◆ AIM
The entries below should be quoted exactly, with no pictures carried over.

◆ RECORDS TO USE
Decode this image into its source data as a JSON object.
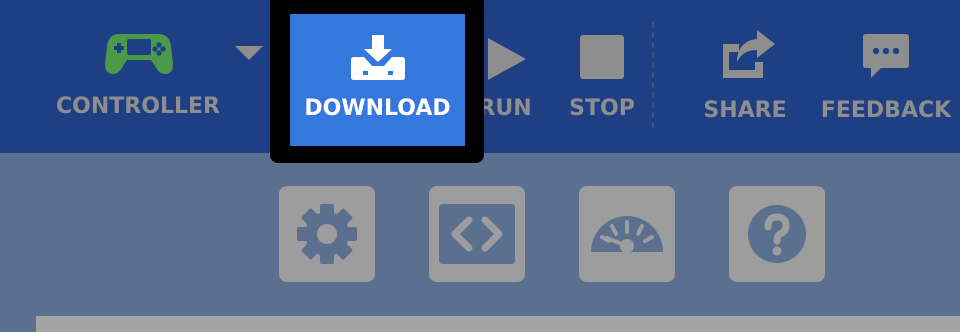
{
  "toolbar": {
    "controller": {
      "label": "CONTROLLER",
      "icon": "gamepad-icon",
      "color": "#4a9a4a"
    },
    "dropdown": {
      "icon": "chevron-down-icon"
    },
    "download": {
      "label": "DOWNLOAD",
      "icon": "download-icon",
      "color": "#3578dd"
    },
    "run": {
      "label": "RUN",
      "icon": "play-icon"
    },
    "stop": {
      "label": "STOP",
      "icon": "stop-icon"
    },
    "share": {
      "label": "SHARE",
      "icon": "share-icon"
    },
    "feedback": {
      "label": "FEEDBACK",
      "icon": "chat-icon"
    }
  },
  "secondary": [
    {
      "name": "settings-button",
      "icon": "gear-icon"
    },
    {
      "name": "code-button",
      "icon": "code-icon"
    },
    {
      "name": "dashboard-button",
      "icon": "gauge-icon"
    },
    {
      "name": "help-button",
      "icon": "help-icon"
    }
  ]
}
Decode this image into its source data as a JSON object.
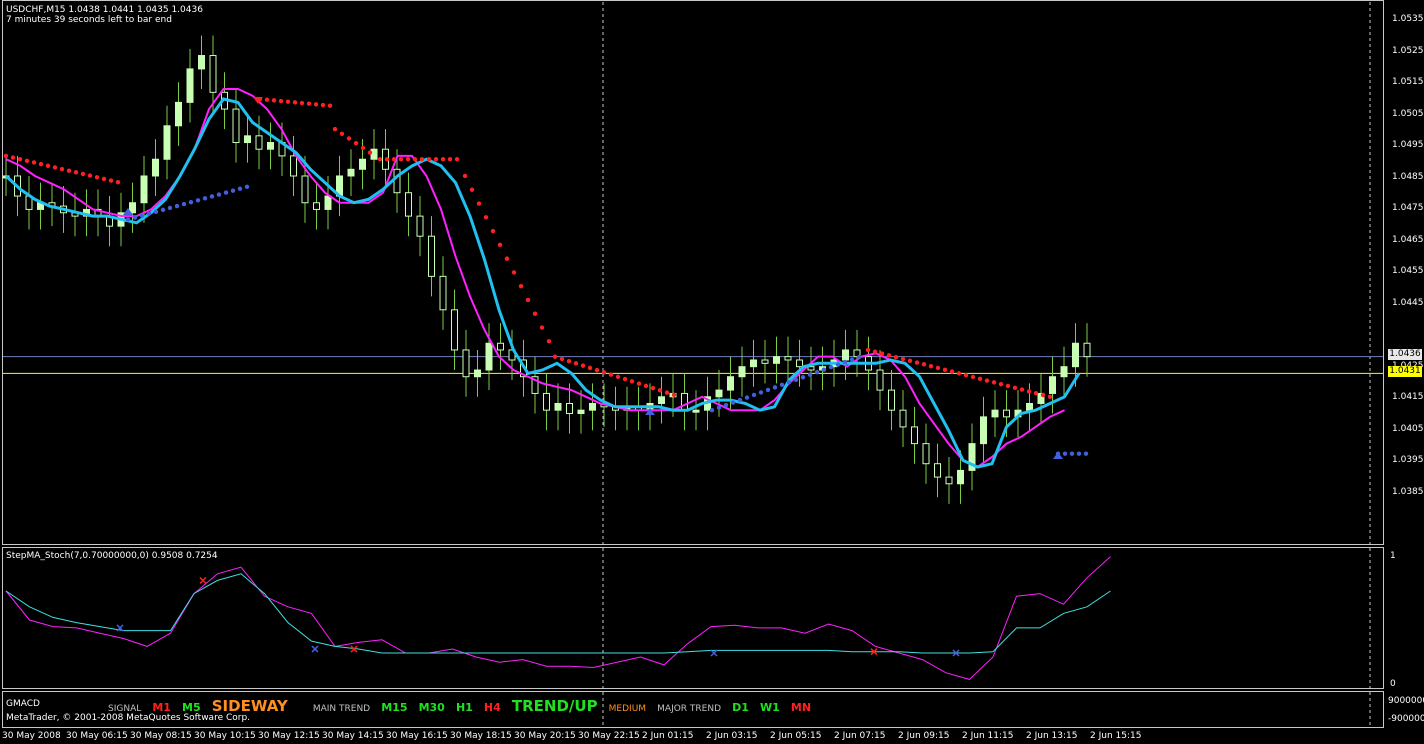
{
  "chart_title": "USDCHF,M15  1.0438 1.0441 1.0435 1.0436",
  "bar_timer": "7 minutes 39 seconds left to bar end",
  "price_axis": [
    "1.0535",
    "1.0525",
    "1.0515",
    "1.0505",
    "1.0495",
    "1.0485",
    "1.0475",
    "1.0465",
    "1.0455",
    "1.0445",
    "1.0425",
    "1.0415",
    "1.0405",
    "1.0395",
    "1.0385"
  ],
  "bid_tag": "1.0436",
  "line_tag": "1.0431",
  "stoch_title": "StepMA_Stoch(7,0.70000000,0) 0.9508 0.7254",
  "stoch_axis": [
    "1",
    "0"
  ],
  "gmacd_axis": [
    "9000000",
    "-9000000"
  ],
  "time_axis": [
    "30 May 2008",
    "30 May 06:15",
    "30 May 08:15",
    "30 May 10:15",
    "30 May 12:15",
    "30 May 14:15",
    "30 May 16:15",
    "30 May 18:15",
    "30 May 20:15",
    "30 May 22:15",
    "2 Jun 01:15",
    "2 Jun 03:15",
    "2 Jun 05:15",
    "2 Jun 07:15",
    "2 Jun 09:15",
    "2 Jun 11:15",
    "2 Jun 13:15",
    "2 Jun 15:15"
  ],
  "gmacd": {
    "name": "GMACD",
    "signal_label": "SIGNAL",
    "signal_tf": [
      {
        "t": "M1",
        "c": "#ff2020"
      },
      {
        "t": "M5",
        "c": "#20e020"
      }
    ],
    "signal_state": "SIDEWAY",
    "main_label": "MAIN TREND",
    "main_tf": [
      {
        "t": "M15",
        "c": "#20e020"
      },
      {
        "t": "M30",
        "c": "#20e020"
      },
      {
        "t": "H1",
        "c": "#20e020"
      },
      {
        "t": "H4",
        "c": "#ff2020"
      }
    ],
    "main_state": "TREND/UP",
    "strength": "MEDIUM",
    "major_label": "MAJOR TREND",
    "major_tf": [
      {
        "t": "D1",
        "c": "#20e020"
      },
      {
        "t": "W1",
        "c": "#20e020"
      },
      {
        "t": "MN",
        "c": "#ff2020"
      }
    ]
  },
  "copyright": "MetaTrader, © 2001-2008 MetaQuotes Software Corp.",
  "colors": {
    "candle": "#c8ffb4",
    "wick": "#7ccd44",
    "fast_ma": "#20c0f0",
    "slow_ma": "#ff20ff",
    "stop_red": "#ff2020",
    "stop_blue": "#4060e0",
    "bid_line": "#7080c0",
    "level_line": "#ffff00",
    "stoch_main": "#ff20ff",
    "stoch_signal": "#40e0e0"
  },
  "chart_data": {
    "type": "line",
    "symbol": "USDCHF",
    "timeframe": "M15",
    "ylim": [
      1.038,
      1.0542
    ],
    "close_series": [
      1.049,
      1.0484,
      1.048,
      1.0482,
      1.0481,
      1.0479,
      1.0478,
      1.048,
      1.0478,
      1.0475,
      1.0479,
      1.0482,
      1.049,
      1.0495,
      1.0505,
      1.0512,
      1.0522,
      1.0526,
      1.0515,
      1.051,
      1.05,
      1.0502,
      1.0498,
      1.05,
      1.0496,
      1.049,
      1.0482,
      1.048,
      1.0484,
      1.049,
      1.0492,
      1.0495,
      1.0498,
      1.0492,
      1.0485,
      1.0478,
      1.0472,
      1.046,
      1.045,
      1.0438,
      1.043,
      1.0432,
      1.044,
      1.0438,
      1.0435,
      1.043,
      1.0425,
      1.042,
      1.0422,
      1.0419,
      1.042,
      1.0422,
      1.0421,
      1.042,
      1.0421,
      1.042,
      1.0422,
      1.0424,
      1.0425,
      1.042,
      1.042,
      1.0424,
      1.0426,
      1.043,
      1.0433,
      1.0435,
      1.0434,
      1.0436,
      1.0435,
      1.0433,
      1.0432,
      1.0433,
      1.0435,
      1.0438,
      1.0436,
      1.0432,
      1.0426,
      1.042,
      1.0415,
      1.041,
      1.0404,
      1.04,
      1.0398,
      1.0402,
      1.041,
      1.0418,
      1.042,
      1.0418,
      1.042,
      1.0422,
      1.0425,
      1.043,
      1.0433,
      1.044,
      1.0436
    ],
    "fast_ma": [
      1.049,
      1.0486,
      1.0483,
      1.0481,
      1.048,
      1.0479,
      1.0478,
      1.0478,
      1.0477,
      1.0476,
      1.0479,
      1.0483,
      1.049,
      1.0498,
      1.0507,
      1.0513,
      1.0512,
      1.0506,
      1.0503,
      1.05,
      1.0497,
      1.0492,
      1.0488,
      1.0484,
      1.0482,
      1.0483,
      1.0486,
      1.049,
      1.0493,
      1.0495,
      1.0493,
      1.0488,
      1.0478,
      1.0465,
      1.045,
      1.0438,
      1.0431,
      1.0432,
      1.0434,
      1.0431,
      1.0426,
      1.0423,
      1.0421,
      1.0421,
      1.0421,
      1.0421,
      1.042,
      1.042,
      1.0422,
      1.0423,
      1.0423,
      1.0422,
      1.042,
      1.0421,
      1.0429,
      1.0433,
      1.0434,
      1.0434,
      1.0434,
      1.0434,
      1.0434,
      1.0435,
      1.0434,
      1.043,
      1.0422,
      1.0414,
      1.0405,
      1.0403,
      1.0404,
      1.0415,
      1.0419,
      1.042,
      1.0422,
      1.0424,
      1.0431
    ],
    "slow_ma": [
      1.0495,
      1.0493,
      1.049,
      1.0488,
      1.0486,
      1.0483,
      1.048,
      1.0479,
      1.0478,
      1.0478,
      1.048,
      1.0484,
      1.049,
      1.0498,
      1.051,
      1.0516,
      1.0516,
      1.0514,
      1.051,
      1.0504,
      1.0496,
      1.049,
      1.0485,
      1.0482,
      1.0482,
      1.0482,
      1.0485,
      1.0496,
      1.0496,
      1.049,
      1.048,
      1.0466,
      1.0454,
      1.0444,
      1.0436,
      1.0432,
      1.043,
      1.0428,
      1.0427,
      1.0426,
      1.0424,
      1.0422,
      1.0421,
      1.042,
      1.042,
      1.042,
      1.042,
      1.0422,
      1.0424,
      1.0422,
      1.042,
      1.042,
      1.042,
      1.0423,
      1.0428,
      1.0432,
      1.0436,
      1.0436,
      1.0433,
      1.0436,
      1.0437,
      1.0435,
      1.043,
      1.0422,
      1.0416,
      1.041,
      1.0405,
      1.0403,
      1.0406,
      1.041,
      1.0412,
      1.0415,
      1.0418,
      1.042
    ]
  }
}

◆ SOLVED PROBLEM
Decode this image into its source data as a JSON object.
{
  "toolbar": {
    "controller": {
      "label": "CONTROLLER",
      "icon": "gamepad-icon",
      "color": "#4a9a4a"
    },
    "dropdown": {
      "icon": "chevron-down-icon"
    },
    "download": {
      "label": "DOWNLOAD",
      "icon": "download-icon",
      "color": "#3578dd"
    },
    "run": {
      "label": "RUN",
      "icon": "play-icon"
    },
    "stop": {
      "label": "STOP",
      "icon": "stop-icon"
    },
    "share": {
      "label": "SHARE",
      "icon": "share-icon"
    },
    "feedback": {
      "label": "FEEDBACK",
      "icon": "chat-icon"
    }
  },
  "secondary": [
    {
      "name": "settings-button",
      "icon": "gear-icon"
    },
    {
      "name": "code-button",
      "icon": "code-icon"
    },
    {
      "name": "dashboard-button",
      "icon": "gauge-icon"
    },
    {
      "name": "help-button",
      "icon": "help-icon"
    }
  ]
}
Decode this image into its source data as a JSON object.
{
  "chart_title": "USDCHF,M15  1.0438 1.0441 1.0435 1.0436",
  "bar_timer": "7 minutes 39 seconds left to bar end",
  "price_axis": [
    "1.0535",
    "1.0525",
    "1.0515",
    "1.0505",
    "1.0495",
    "1.0485",
    "1.0475",
    "1.0465",
    "1.0455",
    "1.0445",
    "1.0425",
    "1.0415",
    "1.0405",
    "1.0395",
    "1.0385"
  ],
  "bid_tag": "1.0436",
  "line_tag": "1.0431",
  "stoch_title": "StepMA_Stoch(7,0.70000000,0) 0.9508 0.7254",
  "stoch_axis": [
    "1",
    "0"
  ],
  "gmacd_axis": [
    "9000000",
    "-9000000"
  ],
  "time_axis": [
    "30 May 2008",
    "30 May 06:15",
    "30 May 08:15",
    "30 May 10:15",
    "30 May 12:15",
    "30 May 14:15",
    "30 May 16:15",
    "30 May 18:15",
    "30 May 20:15",
    "30 May 22:15",
    "2 Jun 01:15",
    "2 Jun 03:15",
    "2 Jun 05:15",
    "2 Jun 07:15",
    "2 Jun 09:15",
    "2 Jun 11:15",
    "2 Jun 13:15",
    "2 Jun 15:15"
  ],
  "gmacd": {
    "name": "GMACD",
    "signal_label": "SIGNAL",
    "signal_tf": [
      {
        "t": "M1",
        "c": "#ff2020"
      },
      {
        "t": "M5",
        "c": "#20e020"
      }
    ],
    "signal_state": "SIDEWAY",
    "main_label": "MAIN TREND",
    "main_tf": [
      {
        "t": "M15",
        "c": "#20e020"
      },
      {
        "t": "M30",
        "c": "#20e020"
      },
      {
        "t": "H1",
        "c": "#20e020"
      },
      {
        "t": "H4",
        "c": "#ff2020"
      }
    ],
    "main_state": "TREND/UP",
    "strength": "MEDIUM",
    "major_label": "MAJOR TREND",
    "major_tf": [
      {
        "t": "D1",
        "c": "#20e020"
      },
      {
        "t": "W1",
        "c": "#20e020"
      },
      {
        "t": "MN",
        "c": "#ff2020"
      }
    ]
  },
  "copyright": "MetaTrader, © 2001-2008 MetaQuotes Software Corp.",
  "colors": {
    "candle": "#c8ffb4",
    "wick": "#7ccd44",
    "fast_ma": "#20c0f0",
    "slow_ma": "#ff20ff",
    "stop_red": "#ff2020",
    "stop_blue": "#4060e0",
    "bid_line": "#7080c0",
    "level_line": "#ffff00",
    "stoch_main": "#ff20ff",
    "stoch_signal": "#40e0e0"
  },
  "chart_data": {
    "type": "line",
    "symbol": "USDCHF",
    "timeframe": "M15",
    "ylim": [
      1.038,
      1.0542
    ],
    "close_series": [
      1.049,
      1.0484,
      1.048,
      1.0482,
      1.0481,
      1.0479,
      1.0478,
      1.048,
      1.0478,
      1.0475,
      1.0479,
      1.0482,
      1.049,
      1.0495,
      1.0505,
      1.0512,
      1.0522,
      1.0526,
      1.0515,
      1.051,
      1.05,
      1.0502,
      1.0498,
      1.05,
      1.0496,
      1.049,
      1.0482,
      1.048,
      1.0484,
      1.049,
      1.0492,
      1.0495,
      1.0498,
      1.0492,
      1.0485,
      1.0478,
      1.0472,
      1.046,
      1.045,
      1.0438,
      1.043,
      1.0432,
      1.044,
      1.0438,
      1.0435,
      1.043,
      1.0425,
      1.042,
      1.0422,
      1.0419,
      1.042,
      1.0422,
      1.0421,
      1.042,
      1.0421,
      1.042,
      1.0422,
      1.0424,
      1.0425,
      1.042,
      1.042,
      1.0424,
      1.0426,
      1.043,
      1.0433,
      1.0435,
      1.0434,
      1.0436,
      1.0435,
      1.0433,
      1.0432,
      1.0433,
      1.0435,
      1.0438,
      1.0436,
      1.0432,
      1.0426,
      1.042,
      1.0415,
      1.041,
      1.0404,
      1.04,
      1.0398,
      1.0402,
      1.041,
      1.0418,
      1.042,
      1.0418,
      1.042,
      1.0422,
      1.0425,
      1.043,
      1.0433,
      1.044,
      1.0436
    ],
    "fast_ma": [
      1.049,
      1.0486,
      1.0483,
      1.0481,
      1.048,
      1.0479,
      1.0478,
      1.0478,
      1.0477,
      1.0476,
      1.0479,
      1.0483,
      1.049,
      1.0498,
      1.0507,
      1.0513,
      1.0512,
      1.0506,
      1.0503,
      1.05,
      1.0497,
      1.0492,
      1.0488,
      1.0484,
      1.0482,
      1.0483,
      1.0486,
      1.049,
      1.0493,
      1.0495,
      1.0493,
      1.0488,
      1.0478,
      1.0465,
      1.045,
      1.0438,
      1.0431,
      1.0432,
      1.0434,
      1.0431,
      1.0426,
      1.0423,
      1.0421,
      1.0421,
      1.0421,
      1.0421,
      1.042,
      1.042,
      1.0422,
      1.0423,
      1.0423,
      1.0422,
      1.042,
      1.0421,
      1.0429,
      1.0433,
      1.0434,
      1.0434,
      1.0434,
      1.0434,
      1.0434,
      1.0435,
      1.0434,
      1.043,
      1.0422,
      1.0414,
      1.0405,
      1.0403,
      1.0404,
      1.0415,
      1.0419,
      1.042,
      1.0422,
      1.0424,
      1.0431
    ],
    "slow_ma": [
      1.0495,
      1.0493,
      1.049,
      1.0488,
      1.0486,
      1.0483,
      1.048,
      1.0479,
      1.0478,
      1.0478,
      1.048,
      1.0484,
      1.049,
      1.0498,
      1.051,
      1.0516,
      1.0516,
      1.0514,
      1.051,
      1.0504,
      1.0496,
      1.049,
      1.0485,
      1.0482,
      1.0482,
      1.0482,
      1.0485,
      1.0496,
      1.0496,
      1.049,
      1.048,
      1.0466,
      1.0454,
      1.0444,
      1.0436,
      1.0432,
      1.043,
      1.0428,
      1.0427,
      1.0426,
      1.0424,
      1.0422,
      1.0421,
      1.042,
      1.042,
      1.042,
      1.042,
      1.0422,
      1.0424,
      1.0422,
      1.042,
      1.042,
      1.042,
      1.0423,
      1.0428,
      1.0432,
      1.0436,
      1.0436,
      1.0433,
      1.0436,
      1.0437,
      1.0435,
      1.043,
      1.0422,
      1.0416,
      1.041,
      1.0405,
      1.0403,
      1.0406,
      1.041,
      1.0412,
      1.0415,
      1.0418,
      1.042
    ]
  }
}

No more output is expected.